§ What is asked:
How many lines of the data hold the word "области"? State the number and nothing else.

--- start of Data in this exercise ---

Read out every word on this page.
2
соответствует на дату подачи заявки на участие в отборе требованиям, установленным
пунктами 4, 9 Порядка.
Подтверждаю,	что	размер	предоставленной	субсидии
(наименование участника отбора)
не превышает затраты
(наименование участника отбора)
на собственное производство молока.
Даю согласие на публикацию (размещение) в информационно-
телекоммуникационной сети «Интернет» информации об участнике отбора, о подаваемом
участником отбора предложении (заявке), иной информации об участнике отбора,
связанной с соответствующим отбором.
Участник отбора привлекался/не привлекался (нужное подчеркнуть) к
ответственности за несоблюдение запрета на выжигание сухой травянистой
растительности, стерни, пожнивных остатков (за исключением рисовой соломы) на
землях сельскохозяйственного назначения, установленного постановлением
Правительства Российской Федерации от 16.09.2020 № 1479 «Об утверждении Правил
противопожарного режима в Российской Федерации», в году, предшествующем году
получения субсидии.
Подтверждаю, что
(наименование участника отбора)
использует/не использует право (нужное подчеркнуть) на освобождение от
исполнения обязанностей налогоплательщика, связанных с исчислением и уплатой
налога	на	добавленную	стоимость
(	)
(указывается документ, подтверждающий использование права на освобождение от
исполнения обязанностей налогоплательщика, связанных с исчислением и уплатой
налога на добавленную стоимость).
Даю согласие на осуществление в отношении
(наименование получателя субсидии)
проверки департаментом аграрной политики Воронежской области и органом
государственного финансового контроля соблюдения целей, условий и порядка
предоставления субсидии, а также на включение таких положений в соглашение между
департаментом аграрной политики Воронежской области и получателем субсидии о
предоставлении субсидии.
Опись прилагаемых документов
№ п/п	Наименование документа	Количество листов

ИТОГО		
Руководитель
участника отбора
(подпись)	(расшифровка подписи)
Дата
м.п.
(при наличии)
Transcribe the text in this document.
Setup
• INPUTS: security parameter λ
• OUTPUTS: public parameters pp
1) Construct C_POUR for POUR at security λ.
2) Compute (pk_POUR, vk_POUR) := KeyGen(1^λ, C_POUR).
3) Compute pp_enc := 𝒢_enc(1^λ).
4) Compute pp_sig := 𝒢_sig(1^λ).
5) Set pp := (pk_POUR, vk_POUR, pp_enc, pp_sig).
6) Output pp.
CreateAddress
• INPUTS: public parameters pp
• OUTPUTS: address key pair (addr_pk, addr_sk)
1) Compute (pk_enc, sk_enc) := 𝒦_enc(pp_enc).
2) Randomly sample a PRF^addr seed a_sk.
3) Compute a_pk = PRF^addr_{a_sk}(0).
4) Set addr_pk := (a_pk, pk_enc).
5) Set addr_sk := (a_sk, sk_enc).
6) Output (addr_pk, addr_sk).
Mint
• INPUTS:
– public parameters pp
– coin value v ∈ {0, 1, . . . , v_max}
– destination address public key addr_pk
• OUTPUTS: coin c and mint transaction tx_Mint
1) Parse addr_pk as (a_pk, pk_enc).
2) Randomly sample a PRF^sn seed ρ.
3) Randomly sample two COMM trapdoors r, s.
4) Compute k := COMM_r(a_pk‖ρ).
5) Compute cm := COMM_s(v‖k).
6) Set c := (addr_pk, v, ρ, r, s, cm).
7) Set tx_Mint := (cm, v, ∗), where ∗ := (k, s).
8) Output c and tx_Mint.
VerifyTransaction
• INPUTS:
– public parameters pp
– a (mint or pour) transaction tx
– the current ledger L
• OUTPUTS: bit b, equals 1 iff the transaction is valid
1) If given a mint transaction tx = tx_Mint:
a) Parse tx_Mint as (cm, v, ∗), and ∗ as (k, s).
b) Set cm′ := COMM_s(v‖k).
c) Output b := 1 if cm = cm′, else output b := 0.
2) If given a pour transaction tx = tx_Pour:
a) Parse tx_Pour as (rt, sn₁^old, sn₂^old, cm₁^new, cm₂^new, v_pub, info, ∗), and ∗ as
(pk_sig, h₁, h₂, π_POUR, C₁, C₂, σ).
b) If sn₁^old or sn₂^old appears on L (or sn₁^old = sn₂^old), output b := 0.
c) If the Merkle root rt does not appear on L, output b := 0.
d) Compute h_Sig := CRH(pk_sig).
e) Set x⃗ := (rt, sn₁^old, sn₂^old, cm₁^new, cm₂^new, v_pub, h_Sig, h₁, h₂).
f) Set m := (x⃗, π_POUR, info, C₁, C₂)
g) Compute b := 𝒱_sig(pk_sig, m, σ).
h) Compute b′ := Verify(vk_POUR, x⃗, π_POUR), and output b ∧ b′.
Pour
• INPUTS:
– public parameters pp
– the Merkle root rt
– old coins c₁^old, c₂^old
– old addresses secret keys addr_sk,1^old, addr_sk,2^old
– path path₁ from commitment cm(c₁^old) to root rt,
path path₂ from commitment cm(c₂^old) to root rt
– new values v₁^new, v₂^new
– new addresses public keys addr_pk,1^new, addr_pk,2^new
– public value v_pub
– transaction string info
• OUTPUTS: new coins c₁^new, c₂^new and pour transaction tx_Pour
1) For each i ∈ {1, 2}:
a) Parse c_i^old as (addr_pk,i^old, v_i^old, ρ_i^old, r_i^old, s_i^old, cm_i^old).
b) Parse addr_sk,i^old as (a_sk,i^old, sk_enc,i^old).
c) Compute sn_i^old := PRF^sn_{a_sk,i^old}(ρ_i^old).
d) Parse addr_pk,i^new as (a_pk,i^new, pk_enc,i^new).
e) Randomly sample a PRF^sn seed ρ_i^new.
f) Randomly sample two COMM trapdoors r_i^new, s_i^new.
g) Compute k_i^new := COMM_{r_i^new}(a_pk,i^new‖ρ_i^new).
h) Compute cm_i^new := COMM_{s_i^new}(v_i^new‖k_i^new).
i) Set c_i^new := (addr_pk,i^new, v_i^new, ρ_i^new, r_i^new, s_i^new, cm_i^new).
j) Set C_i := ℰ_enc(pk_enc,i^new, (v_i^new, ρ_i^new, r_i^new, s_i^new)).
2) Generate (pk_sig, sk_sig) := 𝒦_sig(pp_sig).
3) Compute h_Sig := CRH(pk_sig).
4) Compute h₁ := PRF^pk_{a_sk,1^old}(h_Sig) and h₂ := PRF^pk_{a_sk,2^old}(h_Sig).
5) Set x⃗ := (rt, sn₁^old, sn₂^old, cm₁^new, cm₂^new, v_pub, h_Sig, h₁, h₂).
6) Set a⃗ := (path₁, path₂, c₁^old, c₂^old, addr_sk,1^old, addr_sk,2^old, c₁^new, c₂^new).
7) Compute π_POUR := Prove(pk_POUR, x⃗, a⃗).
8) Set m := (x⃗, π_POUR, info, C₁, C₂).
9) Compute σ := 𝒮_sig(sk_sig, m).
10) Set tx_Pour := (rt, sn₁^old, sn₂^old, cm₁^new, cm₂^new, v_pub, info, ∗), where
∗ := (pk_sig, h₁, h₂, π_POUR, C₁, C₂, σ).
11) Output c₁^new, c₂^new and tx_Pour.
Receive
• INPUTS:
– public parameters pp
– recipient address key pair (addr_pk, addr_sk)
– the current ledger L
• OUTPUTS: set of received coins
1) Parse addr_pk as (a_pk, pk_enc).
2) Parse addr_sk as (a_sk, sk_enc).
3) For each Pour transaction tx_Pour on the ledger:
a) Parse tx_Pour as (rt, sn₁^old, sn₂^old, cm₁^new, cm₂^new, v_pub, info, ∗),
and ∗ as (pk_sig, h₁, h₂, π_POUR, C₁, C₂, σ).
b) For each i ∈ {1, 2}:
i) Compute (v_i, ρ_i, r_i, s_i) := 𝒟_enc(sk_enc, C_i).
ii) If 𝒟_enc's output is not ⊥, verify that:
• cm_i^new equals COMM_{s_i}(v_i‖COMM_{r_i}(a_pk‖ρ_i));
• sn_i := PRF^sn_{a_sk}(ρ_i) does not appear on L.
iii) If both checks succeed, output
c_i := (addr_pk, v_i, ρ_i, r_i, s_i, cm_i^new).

--- end of Data in this exercise ---

§ Response to this task:
2